# START OF PROVIDED MATERIAL
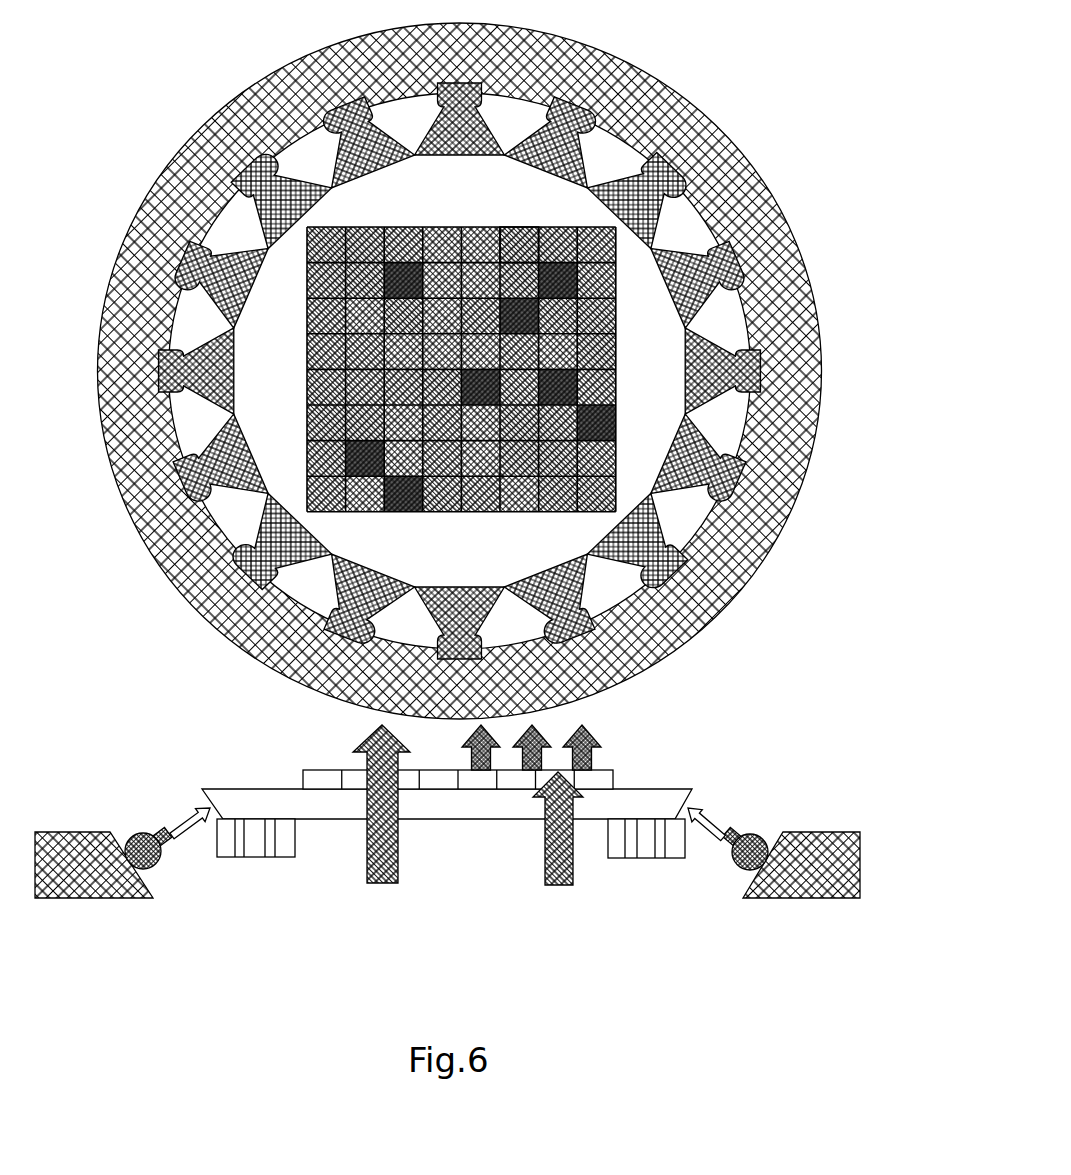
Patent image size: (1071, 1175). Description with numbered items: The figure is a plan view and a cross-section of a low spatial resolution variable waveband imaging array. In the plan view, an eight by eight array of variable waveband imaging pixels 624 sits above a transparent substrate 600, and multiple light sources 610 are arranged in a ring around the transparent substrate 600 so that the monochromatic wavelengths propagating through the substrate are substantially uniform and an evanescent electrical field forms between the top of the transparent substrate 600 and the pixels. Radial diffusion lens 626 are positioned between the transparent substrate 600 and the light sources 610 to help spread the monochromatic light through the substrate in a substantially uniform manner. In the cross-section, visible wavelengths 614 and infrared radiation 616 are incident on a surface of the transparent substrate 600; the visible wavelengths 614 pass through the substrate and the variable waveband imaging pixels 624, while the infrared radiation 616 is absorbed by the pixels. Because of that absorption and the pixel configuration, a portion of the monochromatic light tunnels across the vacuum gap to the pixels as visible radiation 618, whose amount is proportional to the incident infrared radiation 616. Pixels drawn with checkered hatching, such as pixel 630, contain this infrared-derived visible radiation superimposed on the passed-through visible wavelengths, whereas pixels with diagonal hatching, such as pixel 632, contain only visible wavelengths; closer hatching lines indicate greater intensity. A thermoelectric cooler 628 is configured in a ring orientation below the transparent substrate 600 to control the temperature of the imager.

The transparent substrate 600 is at (252, 325).
The light sources 610 is at (677, 112).
The visible wavelengths 614 is at (373, 862).
The infrared radiation 616 is at (562, 884).
The visible radiation 618 is at (570, 735).
The variable waveband imaging pixels 624 is at (607, 497).
The radial diffusion lens 626 is at (673, 172).
The thermoelectric cooler 628 is at (268, 858).
The imaging pixel with checkered hatching 630 is at (477, 243).
The imaging pixel with diagonal hatching 632 is at (527, 246).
# END OF PROVIDED MATERIAL
* [SET TASK]: Please arrange the material above as a two-column CSV with the headers description and locations, giving one row per item. Put each item's description text and its list of positions in separate quoted fields, replace line breaks with spaces, and leave out the pictures.

* [RESPONSE TO THIS TASK]:
description,locations
"Patent image size: (1071, 1175). Description with numbered items: The figure is a plan view and a cross-section of a low spatial resolution variable waveband imaging array. In the plan view, an eight by eight array of variable waveband imaging pixels 624 sits above a transparent substrate 600, and multiple light sources 610 are arranged in a ring around the transparent substrate 600 so that the monochromatic wavelengths propagating through the substrate are substantially uniform and an evanescent electrical field forms between the top of the transparent substrate 600 and the pixels. Radial diffusion lens 626 are positioned between the transparent substrate 600 and the light sources 610 to help spread the monochromatic light through the substrate in a substantially uniform manner. In the cross-section, visible wavelengths 614 and infrared radiation 616 are incident on a surface of the transparent substrate 600; the visible wavelengths 614 pass through the substrate and the variable waveband imaging pixels 624, while the infrared radiation 616 is absorbed by the pixels. Because of that absorption and the pixel configuration, a portion of the monochromatic light tunnels across the vacuum gap to the pixels as visible radiation 618, whose amount is proportional to the incident infrared radiation 616. Pixels drawn with checkered hatching, such as pixel 630, contain this infrared-derived visible radiation superimposed on the passed-through visible wavelengths, whereas pixels with diagonal hatching, such as pixel 632, contain only visible wavelengths; closer hatching lines indicate greater intensity. A thermoelectric cooler 628 is configured in a ring orientation below the transparent substrate 600 to control the temperature of the imager.","The transparent substrate 600 is at (252, 325). The light sources 610 is at (677, 112). The visible wavelengths 614 is at (373, 862). The infrared radiation 616 is at (562, 884). The visible radiation 618 is at (570, 735). The variable waveband imaging pixels 624 is at (607, 497). The radial diffusion lens 626 is at (673, 172). The thermoelectric cooler 628 is at (268, 858). The imaging pixel with checkered hatching 630 is at (477, 243). The imaging pixel with diagonal hatching 632 is at (527, 246)."